Repeat the passage of the floating-point conversion text below that starts with "#include <stdint.h>" and continues through "is 16 bits.".

• Reading text:
-- Begin --
32-Bit to 16-Bit Floating Point Conversion

32-bit to 16-bit Floating Point Conversion

std::frexp extracts the significand and exponent from normal floats or doubles -- then you need to decide what to do with exponents that are too large to fit in a half-precision float (saturate...?), adjust accordingly, and put the half-precision number together. This article has C source code to show you how to perform the conversion.

Convert 16-bit floating point to 32-bit floating point

There are no standard routines for this in C.

If the first DSP format is just Q7.8 as discussed in comments, then you can convert it to floating-point with:

#include <stdint.h>
…
int16_t Temp;
memcpy(&Temp, &PlaceWhereDataIs, sizeof Temp);
float Float = Temp * 0x1p-8f;

This simply puts the bits into a signed 16-bit integer, then converts it to float and scales it for eight fractional bits.

0x1p-8f is hexadecimal floating-point notation for a float constant with the value 2⁻⁸. If your compiler does not support that, you can use / 256.f instead of * 0x1p-8f.

If your compiler does not support int16_t, you can use short if it is 16 bits.

If the second is Q8.23, then it can similarly be converted with:

int32_t Temp;
memcpy(&Temp, &PlaceWhereDataIs, sizeof Temp);
float Float = Temp * 0x1p-23f;

However, its fields of 1, 8, and 23 match the field sizes of the common IEEE-754 basic 32-bit binary floating-point format, which makes me suspect it is a floating-point format, not a fixed-point format. In that case, you can get it into a float with:

float Float;
memcpy(&Float, &PlaceWhereDataIs, sizeof Float);

If the first DSP format is actually a floating-point format with 1 sign bit, 7 exponent bits, and 8 significand bits, then some work is needed to convert it. Additionally, you will have to supply details from documentation—custom floating-point formats tend to treat subnormals, infinities, and NaNs differently, as well as have non-standard exponent biases.
-- End --
• Dataset records:
-- Begin --
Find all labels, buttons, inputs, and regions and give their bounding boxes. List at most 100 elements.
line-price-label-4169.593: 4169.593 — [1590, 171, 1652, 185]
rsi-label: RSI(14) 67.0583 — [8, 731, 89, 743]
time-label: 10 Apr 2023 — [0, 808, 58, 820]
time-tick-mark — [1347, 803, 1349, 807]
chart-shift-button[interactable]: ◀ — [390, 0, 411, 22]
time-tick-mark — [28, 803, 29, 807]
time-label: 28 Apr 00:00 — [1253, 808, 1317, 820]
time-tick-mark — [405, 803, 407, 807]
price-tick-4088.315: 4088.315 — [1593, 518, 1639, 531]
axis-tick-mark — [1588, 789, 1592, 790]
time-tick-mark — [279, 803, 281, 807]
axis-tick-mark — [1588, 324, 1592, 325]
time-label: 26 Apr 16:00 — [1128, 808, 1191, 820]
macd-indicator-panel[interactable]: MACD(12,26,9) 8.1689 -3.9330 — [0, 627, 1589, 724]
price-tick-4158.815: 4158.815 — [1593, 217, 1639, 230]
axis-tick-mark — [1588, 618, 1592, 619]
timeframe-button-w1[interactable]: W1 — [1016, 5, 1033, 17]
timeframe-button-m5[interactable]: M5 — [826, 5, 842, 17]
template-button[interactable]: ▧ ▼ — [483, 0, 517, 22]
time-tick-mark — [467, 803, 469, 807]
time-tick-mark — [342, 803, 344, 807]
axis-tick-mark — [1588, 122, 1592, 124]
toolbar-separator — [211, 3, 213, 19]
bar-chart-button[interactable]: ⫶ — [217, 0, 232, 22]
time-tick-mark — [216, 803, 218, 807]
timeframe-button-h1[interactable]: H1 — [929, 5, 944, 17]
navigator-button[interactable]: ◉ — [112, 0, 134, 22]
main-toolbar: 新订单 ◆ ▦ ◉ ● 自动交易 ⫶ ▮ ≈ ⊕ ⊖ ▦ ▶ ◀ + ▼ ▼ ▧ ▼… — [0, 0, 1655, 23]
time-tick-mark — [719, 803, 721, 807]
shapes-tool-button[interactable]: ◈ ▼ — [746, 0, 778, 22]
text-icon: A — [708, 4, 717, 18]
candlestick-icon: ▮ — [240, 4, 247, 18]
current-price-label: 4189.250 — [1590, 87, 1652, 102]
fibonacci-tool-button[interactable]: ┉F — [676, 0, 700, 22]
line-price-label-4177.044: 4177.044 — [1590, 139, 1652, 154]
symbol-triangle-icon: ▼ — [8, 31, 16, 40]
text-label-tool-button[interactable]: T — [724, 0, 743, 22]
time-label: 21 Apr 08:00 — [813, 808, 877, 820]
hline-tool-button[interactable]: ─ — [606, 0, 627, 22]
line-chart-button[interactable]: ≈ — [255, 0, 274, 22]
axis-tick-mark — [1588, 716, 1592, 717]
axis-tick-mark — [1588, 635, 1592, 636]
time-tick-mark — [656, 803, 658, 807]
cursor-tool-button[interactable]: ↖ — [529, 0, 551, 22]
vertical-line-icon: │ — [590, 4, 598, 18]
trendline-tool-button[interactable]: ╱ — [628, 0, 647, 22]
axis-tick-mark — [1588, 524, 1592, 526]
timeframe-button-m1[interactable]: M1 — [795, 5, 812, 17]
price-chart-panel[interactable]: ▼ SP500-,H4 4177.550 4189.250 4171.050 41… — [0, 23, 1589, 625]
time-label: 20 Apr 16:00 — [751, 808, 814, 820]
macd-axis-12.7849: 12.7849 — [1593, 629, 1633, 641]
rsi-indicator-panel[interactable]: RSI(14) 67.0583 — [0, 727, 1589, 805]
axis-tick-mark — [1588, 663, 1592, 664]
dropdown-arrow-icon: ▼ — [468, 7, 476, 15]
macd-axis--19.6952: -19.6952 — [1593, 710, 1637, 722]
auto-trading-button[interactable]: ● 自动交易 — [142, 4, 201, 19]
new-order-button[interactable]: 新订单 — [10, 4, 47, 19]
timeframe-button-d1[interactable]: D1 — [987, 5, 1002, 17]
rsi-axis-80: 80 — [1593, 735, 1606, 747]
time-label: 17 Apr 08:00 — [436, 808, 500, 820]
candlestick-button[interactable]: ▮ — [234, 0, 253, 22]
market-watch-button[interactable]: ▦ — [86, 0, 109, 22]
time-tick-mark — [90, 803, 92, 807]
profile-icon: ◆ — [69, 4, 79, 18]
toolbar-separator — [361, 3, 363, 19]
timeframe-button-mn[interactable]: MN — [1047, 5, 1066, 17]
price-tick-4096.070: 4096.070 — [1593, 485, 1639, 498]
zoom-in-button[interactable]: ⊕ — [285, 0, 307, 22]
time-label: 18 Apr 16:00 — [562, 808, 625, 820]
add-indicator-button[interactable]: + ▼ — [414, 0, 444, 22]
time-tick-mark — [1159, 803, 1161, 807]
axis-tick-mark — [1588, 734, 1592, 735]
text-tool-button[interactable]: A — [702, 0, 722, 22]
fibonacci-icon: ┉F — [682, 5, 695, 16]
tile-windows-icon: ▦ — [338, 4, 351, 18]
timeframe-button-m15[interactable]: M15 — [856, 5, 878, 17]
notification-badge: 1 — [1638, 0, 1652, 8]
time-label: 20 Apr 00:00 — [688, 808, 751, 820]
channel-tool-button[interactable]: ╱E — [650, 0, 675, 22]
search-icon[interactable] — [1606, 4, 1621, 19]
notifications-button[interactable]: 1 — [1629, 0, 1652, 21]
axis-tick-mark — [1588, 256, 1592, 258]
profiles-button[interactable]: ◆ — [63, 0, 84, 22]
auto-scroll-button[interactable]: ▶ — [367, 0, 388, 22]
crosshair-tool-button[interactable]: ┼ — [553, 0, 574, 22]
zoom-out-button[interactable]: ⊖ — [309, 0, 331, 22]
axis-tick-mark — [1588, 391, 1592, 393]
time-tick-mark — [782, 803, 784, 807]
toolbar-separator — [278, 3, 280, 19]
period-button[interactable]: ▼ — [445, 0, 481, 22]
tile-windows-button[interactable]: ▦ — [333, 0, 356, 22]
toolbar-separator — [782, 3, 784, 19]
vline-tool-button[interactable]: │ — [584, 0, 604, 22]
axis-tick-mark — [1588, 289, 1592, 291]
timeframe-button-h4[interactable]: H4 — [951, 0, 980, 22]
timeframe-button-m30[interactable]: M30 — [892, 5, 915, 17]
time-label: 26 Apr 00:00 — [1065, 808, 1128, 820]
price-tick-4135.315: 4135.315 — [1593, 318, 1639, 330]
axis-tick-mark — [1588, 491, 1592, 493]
-- End --
• Answer for the task:
#include <stdint.h>
…
int16_t Temp;
memcpy(&Temp, &PlaceWhereDataIs, sizeof Temp);
float Float = Temp * 0x1p-8f;

This simply puts the bits into a signed 16-bit integer, then converts it to float and scales it for eight fractional bits.

0x1p-8f is hexadecimal floating-point notation for a float constant with the value 2⁻⁸. If your compiler does not support that, you can use / 256.f instead of * 0x1p-8f.

If your compiler does not support int16_t, you can use short if it is 16 bits.